§ Instruction
Repeat the entries word for word, from the very first line through the line containing "tree-item-label: USB Mass", with both ends included.

Excerpts from a layout annotation set
☆ ☆ ☆

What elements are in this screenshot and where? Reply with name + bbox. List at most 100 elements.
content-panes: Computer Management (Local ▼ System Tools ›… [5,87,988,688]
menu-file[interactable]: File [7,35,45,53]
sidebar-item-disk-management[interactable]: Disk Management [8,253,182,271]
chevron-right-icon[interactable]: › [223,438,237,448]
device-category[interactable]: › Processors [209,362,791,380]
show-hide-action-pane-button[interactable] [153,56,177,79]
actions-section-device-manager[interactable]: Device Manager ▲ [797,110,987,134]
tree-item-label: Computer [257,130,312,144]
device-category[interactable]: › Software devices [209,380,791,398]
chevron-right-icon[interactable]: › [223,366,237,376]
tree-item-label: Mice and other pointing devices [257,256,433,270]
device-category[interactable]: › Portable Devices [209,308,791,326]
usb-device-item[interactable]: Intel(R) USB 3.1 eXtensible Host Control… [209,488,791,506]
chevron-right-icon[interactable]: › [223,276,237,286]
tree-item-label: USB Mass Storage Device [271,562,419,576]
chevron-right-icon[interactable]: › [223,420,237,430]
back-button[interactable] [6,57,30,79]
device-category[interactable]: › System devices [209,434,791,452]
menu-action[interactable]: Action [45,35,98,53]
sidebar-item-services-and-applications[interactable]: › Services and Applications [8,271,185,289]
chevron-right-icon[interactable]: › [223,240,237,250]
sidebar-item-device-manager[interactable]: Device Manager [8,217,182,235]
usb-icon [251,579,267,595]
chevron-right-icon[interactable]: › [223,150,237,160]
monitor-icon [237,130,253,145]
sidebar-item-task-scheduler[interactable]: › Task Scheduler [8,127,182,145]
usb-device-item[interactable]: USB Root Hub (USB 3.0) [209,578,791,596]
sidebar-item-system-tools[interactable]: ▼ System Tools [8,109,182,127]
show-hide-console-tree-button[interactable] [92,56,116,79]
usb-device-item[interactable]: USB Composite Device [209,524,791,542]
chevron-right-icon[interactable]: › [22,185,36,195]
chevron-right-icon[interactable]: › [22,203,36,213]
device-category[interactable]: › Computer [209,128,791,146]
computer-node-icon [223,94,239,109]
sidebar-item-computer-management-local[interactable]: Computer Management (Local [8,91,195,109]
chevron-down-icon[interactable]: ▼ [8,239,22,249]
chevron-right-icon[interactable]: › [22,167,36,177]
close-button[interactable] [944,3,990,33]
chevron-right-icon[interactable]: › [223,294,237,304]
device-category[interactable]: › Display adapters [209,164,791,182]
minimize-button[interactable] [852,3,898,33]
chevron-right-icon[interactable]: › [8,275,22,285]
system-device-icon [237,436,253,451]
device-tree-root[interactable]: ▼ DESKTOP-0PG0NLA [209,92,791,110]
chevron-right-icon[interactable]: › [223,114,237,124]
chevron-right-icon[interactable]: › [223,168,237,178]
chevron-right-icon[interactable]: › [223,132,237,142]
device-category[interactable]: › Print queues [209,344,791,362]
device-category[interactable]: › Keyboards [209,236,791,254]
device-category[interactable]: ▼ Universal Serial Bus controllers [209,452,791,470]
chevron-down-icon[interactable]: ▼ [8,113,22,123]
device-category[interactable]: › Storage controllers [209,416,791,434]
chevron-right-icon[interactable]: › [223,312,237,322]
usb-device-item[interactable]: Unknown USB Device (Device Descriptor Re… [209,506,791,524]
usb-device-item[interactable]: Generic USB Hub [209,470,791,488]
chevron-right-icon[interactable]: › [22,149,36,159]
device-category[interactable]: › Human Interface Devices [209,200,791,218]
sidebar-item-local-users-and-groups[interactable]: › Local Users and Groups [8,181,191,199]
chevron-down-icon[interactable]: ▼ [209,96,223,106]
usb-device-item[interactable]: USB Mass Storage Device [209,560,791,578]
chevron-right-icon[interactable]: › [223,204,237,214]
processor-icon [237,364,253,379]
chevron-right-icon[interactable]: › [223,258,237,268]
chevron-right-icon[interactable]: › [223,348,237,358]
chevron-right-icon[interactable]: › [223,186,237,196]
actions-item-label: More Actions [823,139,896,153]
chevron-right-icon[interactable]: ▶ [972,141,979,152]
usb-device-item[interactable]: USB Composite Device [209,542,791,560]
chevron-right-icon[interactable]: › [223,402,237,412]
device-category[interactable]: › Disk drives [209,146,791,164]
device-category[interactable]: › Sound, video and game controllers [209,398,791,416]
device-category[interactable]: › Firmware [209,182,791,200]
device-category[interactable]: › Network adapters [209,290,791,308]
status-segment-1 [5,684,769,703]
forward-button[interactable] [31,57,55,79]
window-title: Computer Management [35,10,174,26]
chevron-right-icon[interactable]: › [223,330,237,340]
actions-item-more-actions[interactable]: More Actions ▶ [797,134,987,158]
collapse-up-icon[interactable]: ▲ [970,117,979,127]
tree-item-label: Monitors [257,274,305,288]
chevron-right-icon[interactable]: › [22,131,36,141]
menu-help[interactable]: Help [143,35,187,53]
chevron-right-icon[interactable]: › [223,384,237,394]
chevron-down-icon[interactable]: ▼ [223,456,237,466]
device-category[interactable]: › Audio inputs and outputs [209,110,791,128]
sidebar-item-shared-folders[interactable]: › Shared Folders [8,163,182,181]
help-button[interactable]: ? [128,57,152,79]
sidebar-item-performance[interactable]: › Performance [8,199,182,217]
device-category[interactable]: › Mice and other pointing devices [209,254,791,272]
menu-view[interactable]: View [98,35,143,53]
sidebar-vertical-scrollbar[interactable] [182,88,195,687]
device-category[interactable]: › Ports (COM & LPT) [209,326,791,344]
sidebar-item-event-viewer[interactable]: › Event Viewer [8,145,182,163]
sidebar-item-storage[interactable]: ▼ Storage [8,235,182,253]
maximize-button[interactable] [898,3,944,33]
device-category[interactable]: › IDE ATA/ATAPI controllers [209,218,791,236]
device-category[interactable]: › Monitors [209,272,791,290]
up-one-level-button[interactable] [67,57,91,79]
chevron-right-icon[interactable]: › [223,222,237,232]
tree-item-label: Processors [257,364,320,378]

☆ ☆ ☆

§ Task response
What elements are in this screenshot and where? Reply with name + bbox. List at most 100 elements.
content-panes: Computer Management (Local ▼ System Tools ›… [5,87,988,688]
menu-file[interactable]: File [7,35,45,53]
sidebar-item-disk-management[interactable]: Disk Management [8,253,182,271]
chevron-right-icon[interactable]: › [223,438,237,448]
device-category[interactable]: › Processors [209,362,791,380]
show-hide-action-pane-button[interactable] [153,56,177,79]
actions-section-device-manager[interactable]: Device Manager ▲ [797,110,987,134]
tree-item-label: Computer [257,130,312,144]
device-category[interactable]: › Software devices [209,380,791,398]
chevron-right-icon[interactable]: › [223,366,237,376]
tree-item-label: Mice and other pointing devices [257,256,433,270]
device-category[interactable]: › Portable Devices [209,308,791,326]
usb-device-item[interactable]: Intel(R) USB 3.1 eXtensible Host Control… [209,488,791,506]
chevron-right-icon[interactable]: › [223,276,237,286]
tree-item-label: USB Mass Storage Device [271,562,419,576]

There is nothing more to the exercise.